══ Exercise material ══

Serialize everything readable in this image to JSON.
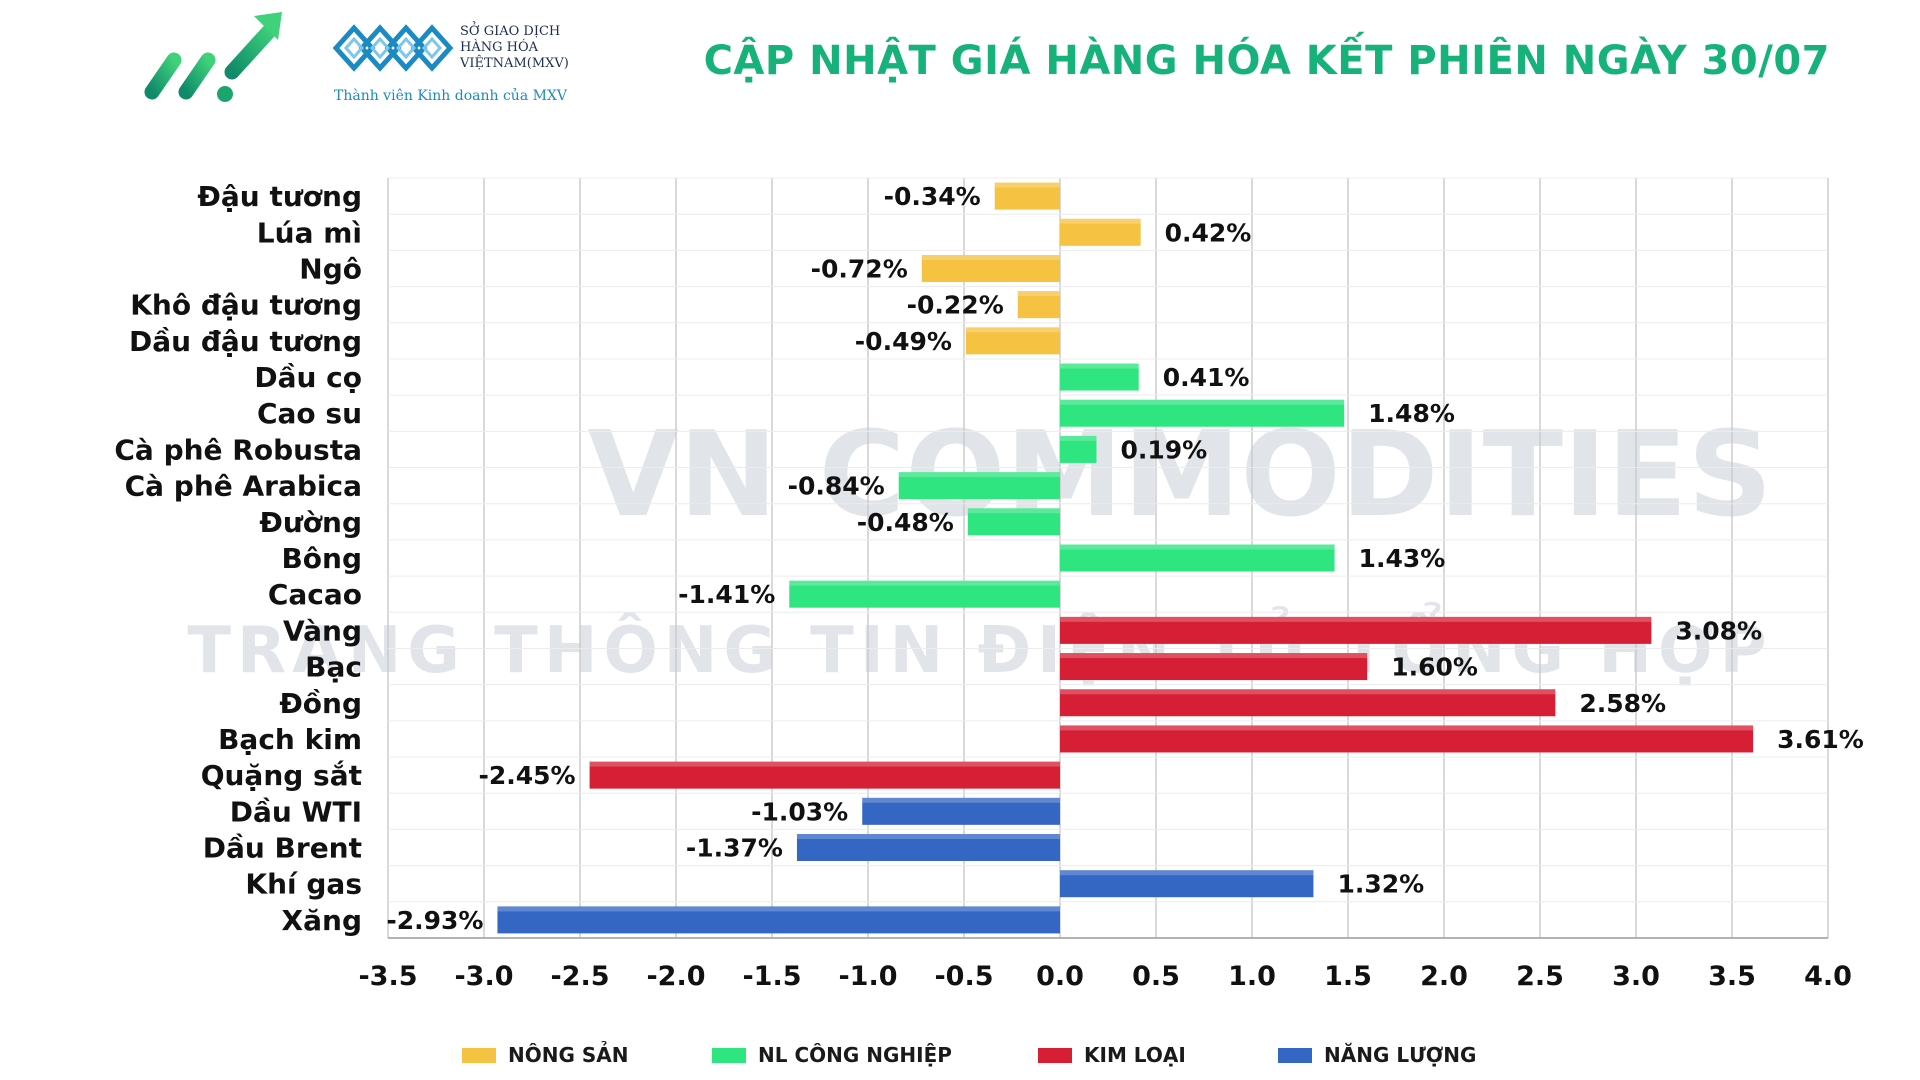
{
  "header": {
    "title": "CẬP NHẬT GIÁ HÀNG HÓA KẾT PHIÊN NGÀY 30/07",
    "mxv_line1": "SỞ GIAO DỊCH",
    "mxv_line2": "HÀNG HÓA",
    "mxv_line3": "VIỆTNAM(MXV)",
    "mxv_tagline": "Thành viên Kinh doanh của MXV",
    "title_color": "#16b27a"
  },
  "watermark": {
    "line1": "VN COMMODITIES",
    "line2": "TRANG THÔNG TIN ĐIỆN TỬ TỔNG HỢP"
  },
  "legend": [
    {
      "label": "NÔNG SẢN",
      "color": "#f5c242"
    },
    {
      "label": "NL CÔNG NGHIỆP",
      "color": "#2ee57f"
    },
    {
      "label": "KIM LOẠI",
      "color": "#d61f35"
    },
    {
      "label": "NĂNG LƯỢNG",
      "color": "#3466c4"
    }
  ],
  "chart_data": {
    "type": "bar",
    "orientation": "horizontal",
    "xlim": [
      -3.5,
      4.0
    ],
    "xticks": [
      "-3.5",
      "-3.0",
      "-2.5",
      "-2.0",
      "-1.5",
      "-1.0",
      "-0.5",
      "0.0",
      "0.5",
      "1.0",
      "1.5",
      "2.0",
      "2.5",
      "3.0",
      "3.5",
      "4.0"
    ],
    "grid": true,
    "legend_position": "bottom",
    "categories": [
      "Đậu tương",
      "Lúa mì",
      "Ngô",
      "Khô đậu tương",
      "Dầu đậu tương",
      "Dầu cọ",
      "Cao su",
      "Cà phê Robusta",
      "Cà phê Arabica",
      "Đường",
      "Bông",
      "Cacao",
      "Vàng",
      "Bạc",
      "Đồng",
      "Bạch kim",
      "Quặng sắt",
      "Dầu WTI",
      "Dầu Brent",
      "Khí gas",
      "Xăng"
    ],
    "values": [
      -0.34,
      0.42,
      -0.72,
      -0.22,
      -0.49,
      0.41,
      1.48,
      0.19,
      -0.84,
      -0.48,
      1.43,
      -1.41,
      3.08,
      1.6,
      2.58,
      3.61,
      -2.45,
      -1.03,
      -1.37,
      1.32,
      -2.93
    ],
    "labels": [
      "-0.34%",
      "0.42%",
      "-0.72%",
      "-0.22%",
      "-0.49%",
      "0.41%",
      "1.48%",
      "0.19%",
      "-0.84%",
      "-0.48%",
      "1.43%",
      "-1.41%",
      "3.08%",
      "1.60%",
      "2.58%",
      "3.61%",
      "-2.45%",
      "-1.03%",
      "-1.37%",
      "1.32%",
      "-2.93%"
    ],
    "groups": [
      0,
      0,
      0,
      0,
      0,
      1,
      1,
      1,
      1,
      1,
      1,
      1,
      2,
      2,
      2,
      2,
      2,
      3,
      3,
      3,
      3
    ]
  }
}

═══

Exercise description
List the lines of the records where "HÀNG" occurs.

Solved problem
    "title": "CẬP NHẬT GIÁ HÀNG HÓA KẾT PHIÊN NGÀY 30/07",
    "mxv_line2": "HÀNG HÓA",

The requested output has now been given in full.